(Stored data)
◇ ◇ ◇

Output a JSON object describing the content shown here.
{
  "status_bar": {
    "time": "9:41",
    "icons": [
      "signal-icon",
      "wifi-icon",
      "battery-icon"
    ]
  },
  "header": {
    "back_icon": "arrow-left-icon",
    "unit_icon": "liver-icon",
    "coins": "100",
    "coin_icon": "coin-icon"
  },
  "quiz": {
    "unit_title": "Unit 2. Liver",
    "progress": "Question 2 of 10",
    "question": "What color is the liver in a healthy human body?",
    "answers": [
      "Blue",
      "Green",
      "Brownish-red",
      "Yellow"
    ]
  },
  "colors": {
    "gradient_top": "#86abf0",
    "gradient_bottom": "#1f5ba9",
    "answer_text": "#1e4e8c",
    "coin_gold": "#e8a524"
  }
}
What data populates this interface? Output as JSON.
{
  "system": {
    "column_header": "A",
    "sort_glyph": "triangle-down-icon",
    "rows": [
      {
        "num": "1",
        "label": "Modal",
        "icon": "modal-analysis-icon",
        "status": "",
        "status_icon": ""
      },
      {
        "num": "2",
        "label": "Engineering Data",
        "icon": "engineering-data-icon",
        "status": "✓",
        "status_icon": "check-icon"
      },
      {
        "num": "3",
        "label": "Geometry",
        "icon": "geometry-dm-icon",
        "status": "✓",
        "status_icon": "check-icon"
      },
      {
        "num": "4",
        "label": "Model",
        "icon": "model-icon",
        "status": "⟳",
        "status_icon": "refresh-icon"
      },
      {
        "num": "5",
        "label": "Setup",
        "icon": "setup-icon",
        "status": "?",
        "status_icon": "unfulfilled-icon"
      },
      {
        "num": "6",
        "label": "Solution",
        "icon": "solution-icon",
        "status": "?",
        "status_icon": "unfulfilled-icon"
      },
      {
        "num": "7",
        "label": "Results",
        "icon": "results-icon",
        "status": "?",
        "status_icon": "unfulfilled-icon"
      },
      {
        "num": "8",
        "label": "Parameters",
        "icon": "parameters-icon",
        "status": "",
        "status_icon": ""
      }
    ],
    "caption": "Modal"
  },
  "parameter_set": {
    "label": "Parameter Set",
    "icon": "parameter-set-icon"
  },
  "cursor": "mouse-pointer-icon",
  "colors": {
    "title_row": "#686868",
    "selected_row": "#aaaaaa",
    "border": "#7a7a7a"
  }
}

◇ ◇ ◇

Each of the records should be retyped exactly.

FINAL RESULT:
Output a JSON object describing the content shown here.
{
  "status_bar": {
    "time": "9:41",
    "icons": [
      "signal-icon",
      "wifi-icon",
      "battery-icon"
    ]
  },
  "header": {
    "back_icon": "arrow-left-icon",
    "unit_icon": "liver-icon",
    "coins": "100",
    "coin_icon": "coin-icon"
  },
  "quiz": {
    "unit_title": "Unit 2. Liver",
    "progress": "Question 2 of 10",
    "question": "What color is the liver in a healthy human body?",
    "answers": [
      "Blue",
      "Green",
      "Brownish-red",
      "Yellow"
    ]
  },
  "colors": {
    "gradient_top": "#86abf0",
    "gradient_bottom": "#1f5ba9",
    "answer_text": "#1e4e8c",
    "coin_gold": "#e8a524"
  }
}
What data populates this interface? Output as JSON.
{
  "system": {
    "column_header": "A",
    "sort_glyph": "triangle-down-icon",
    "rows": [
      {
        "num": "1",
        "label": "Modal",
        "icon": "modal-analysis-icon",
        "status": "",
        "status_icon": ""
      },
      {
        "num": "2",
        "label": "Engineering Data",
        "icon": "engineering-data-icon",
        "status": "✓",
        "status_icon": "check-icon"
      },
      {
        "num": "3",
        "label": "Geometry",
        "icon": "geometry-dm-icon",
        "status": "✓",
        "status_icon": "check-icon"
      },
      {
        "num": "4",
        "label": "Model",
        "icon": "model-icon",
        "status": "⟳",
        "status_icon": "refresh-icon"
      },
      {
        "num": "5",
        "label": "Setup",
        "icon": "setup-icon",
        "status": "?",
        "status_icon": "unfulfilled-icon"
      },
      {
        "num": "6",
        "label": "Solution",
        "icon": "solution-icon",
        "status": "?",
        "status_icon": "unfulfilled-icon"
      },
      {
        "num": "7",
        "label": "Results",
        "icon": "results-icon",
        "status": "?",
        "status_icon": "unfulfilled-icon"
      },
      {
        "num": "8",
        "label": "Parameters",
        "icon": "parameters-icon",
        "status": "",
        "status_icon": ""
      }
    ],
    "caption": "Modal"
  },
  "parameter_set": {
    "label": "Parameter Set",
    "icon": "parameter-set-icon"
  },
  "cursor": "mouse-pointer-icon",
  "colors": {
    "title_row": "#686868",
    "selected_row": "#aaaaaa",
    "border": "#7a7a7a"
  }
}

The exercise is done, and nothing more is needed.